THE PROBLEM: In how many lines of the data does the word "screenshot" appear? Give the number by itself.
Start
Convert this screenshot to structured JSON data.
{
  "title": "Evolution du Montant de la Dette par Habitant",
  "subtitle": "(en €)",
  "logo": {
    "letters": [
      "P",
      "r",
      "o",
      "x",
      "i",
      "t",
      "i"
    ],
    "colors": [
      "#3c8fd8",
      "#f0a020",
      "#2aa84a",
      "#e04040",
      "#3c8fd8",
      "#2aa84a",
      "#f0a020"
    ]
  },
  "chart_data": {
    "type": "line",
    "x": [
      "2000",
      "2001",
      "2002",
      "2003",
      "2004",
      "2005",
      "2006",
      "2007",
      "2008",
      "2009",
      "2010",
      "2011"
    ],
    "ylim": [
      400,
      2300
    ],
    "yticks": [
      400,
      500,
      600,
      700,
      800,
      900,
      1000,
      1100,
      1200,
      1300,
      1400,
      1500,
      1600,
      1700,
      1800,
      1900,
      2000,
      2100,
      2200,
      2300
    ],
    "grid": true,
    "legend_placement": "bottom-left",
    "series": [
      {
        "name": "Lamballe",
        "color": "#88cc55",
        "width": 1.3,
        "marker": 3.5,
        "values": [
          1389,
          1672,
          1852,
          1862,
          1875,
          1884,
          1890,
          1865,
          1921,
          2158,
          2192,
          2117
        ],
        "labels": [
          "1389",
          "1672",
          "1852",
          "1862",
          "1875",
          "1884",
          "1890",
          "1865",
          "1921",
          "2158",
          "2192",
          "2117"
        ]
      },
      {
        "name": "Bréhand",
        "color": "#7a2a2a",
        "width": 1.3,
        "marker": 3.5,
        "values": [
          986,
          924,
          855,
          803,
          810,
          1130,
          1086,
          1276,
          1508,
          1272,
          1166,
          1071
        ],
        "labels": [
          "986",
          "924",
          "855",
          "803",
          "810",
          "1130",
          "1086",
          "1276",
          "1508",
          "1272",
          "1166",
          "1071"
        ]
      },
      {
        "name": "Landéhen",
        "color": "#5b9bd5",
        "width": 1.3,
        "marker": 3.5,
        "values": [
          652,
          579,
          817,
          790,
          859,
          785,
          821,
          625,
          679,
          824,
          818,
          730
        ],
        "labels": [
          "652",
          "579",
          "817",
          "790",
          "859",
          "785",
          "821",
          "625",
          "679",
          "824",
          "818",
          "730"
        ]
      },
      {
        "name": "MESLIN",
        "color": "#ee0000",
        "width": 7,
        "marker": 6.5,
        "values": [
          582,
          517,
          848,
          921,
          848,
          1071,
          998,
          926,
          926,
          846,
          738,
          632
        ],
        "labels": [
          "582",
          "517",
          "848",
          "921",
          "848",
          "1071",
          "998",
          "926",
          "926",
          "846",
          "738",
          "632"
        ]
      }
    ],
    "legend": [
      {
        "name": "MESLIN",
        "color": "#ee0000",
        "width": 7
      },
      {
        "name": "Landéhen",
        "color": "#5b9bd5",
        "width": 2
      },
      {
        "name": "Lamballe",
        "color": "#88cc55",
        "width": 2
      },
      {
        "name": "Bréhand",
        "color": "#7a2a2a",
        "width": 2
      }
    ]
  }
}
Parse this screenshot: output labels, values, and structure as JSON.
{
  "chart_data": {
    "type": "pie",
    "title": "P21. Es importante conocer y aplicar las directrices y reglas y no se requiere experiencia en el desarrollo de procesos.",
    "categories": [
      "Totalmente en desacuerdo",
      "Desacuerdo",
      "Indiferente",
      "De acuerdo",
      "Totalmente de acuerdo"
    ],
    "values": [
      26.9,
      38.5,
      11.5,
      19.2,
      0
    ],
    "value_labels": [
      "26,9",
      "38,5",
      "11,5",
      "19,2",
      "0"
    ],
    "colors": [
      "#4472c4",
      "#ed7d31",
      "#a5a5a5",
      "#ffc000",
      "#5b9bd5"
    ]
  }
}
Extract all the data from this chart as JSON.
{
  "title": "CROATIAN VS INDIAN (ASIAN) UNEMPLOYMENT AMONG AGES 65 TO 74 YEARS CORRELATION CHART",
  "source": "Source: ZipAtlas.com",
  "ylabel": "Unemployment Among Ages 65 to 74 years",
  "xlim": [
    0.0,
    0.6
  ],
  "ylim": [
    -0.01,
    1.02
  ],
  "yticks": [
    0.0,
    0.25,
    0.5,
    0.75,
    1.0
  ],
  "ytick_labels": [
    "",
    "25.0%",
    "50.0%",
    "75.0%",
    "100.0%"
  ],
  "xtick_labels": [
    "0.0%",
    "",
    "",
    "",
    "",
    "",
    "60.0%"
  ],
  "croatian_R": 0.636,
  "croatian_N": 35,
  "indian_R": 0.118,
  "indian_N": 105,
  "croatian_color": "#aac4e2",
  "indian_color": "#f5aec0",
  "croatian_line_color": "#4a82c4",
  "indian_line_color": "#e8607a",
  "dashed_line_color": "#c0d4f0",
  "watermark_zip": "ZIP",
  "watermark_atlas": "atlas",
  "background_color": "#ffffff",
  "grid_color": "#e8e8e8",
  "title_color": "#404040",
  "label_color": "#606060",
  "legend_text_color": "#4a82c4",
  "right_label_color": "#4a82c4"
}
End
FULL ANSWER: 2